(Structured figure records)
-- Begin --

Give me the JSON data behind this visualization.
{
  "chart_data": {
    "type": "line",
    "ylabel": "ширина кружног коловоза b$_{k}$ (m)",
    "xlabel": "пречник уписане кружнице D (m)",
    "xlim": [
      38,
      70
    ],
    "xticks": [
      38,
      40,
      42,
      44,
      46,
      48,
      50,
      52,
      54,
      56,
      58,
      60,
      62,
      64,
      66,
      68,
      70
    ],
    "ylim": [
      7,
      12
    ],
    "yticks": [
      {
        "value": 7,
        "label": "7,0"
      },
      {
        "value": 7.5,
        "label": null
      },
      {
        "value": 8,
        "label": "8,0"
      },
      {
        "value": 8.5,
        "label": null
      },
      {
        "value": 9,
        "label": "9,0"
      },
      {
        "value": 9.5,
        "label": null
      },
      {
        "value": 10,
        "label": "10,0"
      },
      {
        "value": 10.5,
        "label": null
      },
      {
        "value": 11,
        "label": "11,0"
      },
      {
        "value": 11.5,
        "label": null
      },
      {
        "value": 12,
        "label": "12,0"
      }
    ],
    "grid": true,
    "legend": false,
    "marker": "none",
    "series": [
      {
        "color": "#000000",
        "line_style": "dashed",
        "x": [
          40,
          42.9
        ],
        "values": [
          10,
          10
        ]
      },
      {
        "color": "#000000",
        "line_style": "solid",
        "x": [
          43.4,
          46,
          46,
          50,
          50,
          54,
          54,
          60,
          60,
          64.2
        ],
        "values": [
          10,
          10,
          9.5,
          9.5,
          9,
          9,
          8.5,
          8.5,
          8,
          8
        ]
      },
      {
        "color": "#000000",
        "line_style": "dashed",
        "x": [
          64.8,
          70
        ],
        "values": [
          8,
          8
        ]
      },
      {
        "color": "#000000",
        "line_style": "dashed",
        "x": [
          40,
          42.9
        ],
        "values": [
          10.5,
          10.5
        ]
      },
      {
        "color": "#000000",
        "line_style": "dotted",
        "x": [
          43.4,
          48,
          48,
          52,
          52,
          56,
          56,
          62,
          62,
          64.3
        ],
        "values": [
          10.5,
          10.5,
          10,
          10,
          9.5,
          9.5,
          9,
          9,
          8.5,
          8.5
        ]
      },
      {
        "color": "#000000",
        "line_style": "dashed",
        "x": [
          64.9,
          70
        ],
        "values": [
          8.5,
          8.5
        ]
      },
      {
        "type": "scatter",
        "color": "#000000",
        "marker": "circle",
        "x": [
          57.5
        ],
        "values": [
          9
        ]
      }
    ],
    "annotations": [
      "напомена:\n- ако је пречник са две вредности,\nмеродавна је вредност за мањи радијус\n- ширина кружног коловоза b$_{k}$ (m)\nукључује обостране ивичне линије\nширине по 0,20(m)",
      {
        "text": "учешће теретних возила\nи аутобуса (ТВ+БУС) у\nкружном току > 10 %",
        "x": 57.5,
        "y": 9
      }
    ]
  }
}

-- End --

**The task:**
Look for lines containing the string "кружног" and copy them all.

**The result:**
    "ylabel": "ширина кружног коловоза b$_{k}$ (m)",
      "напомена:\n- ако је пречник са две вредности,\nмеродавна је вредност за мањи радијус\n- ширина кружног коловоза b$_{k}$ (m)\nукључује обостране ивичне линије\nширине по 0,20(m)",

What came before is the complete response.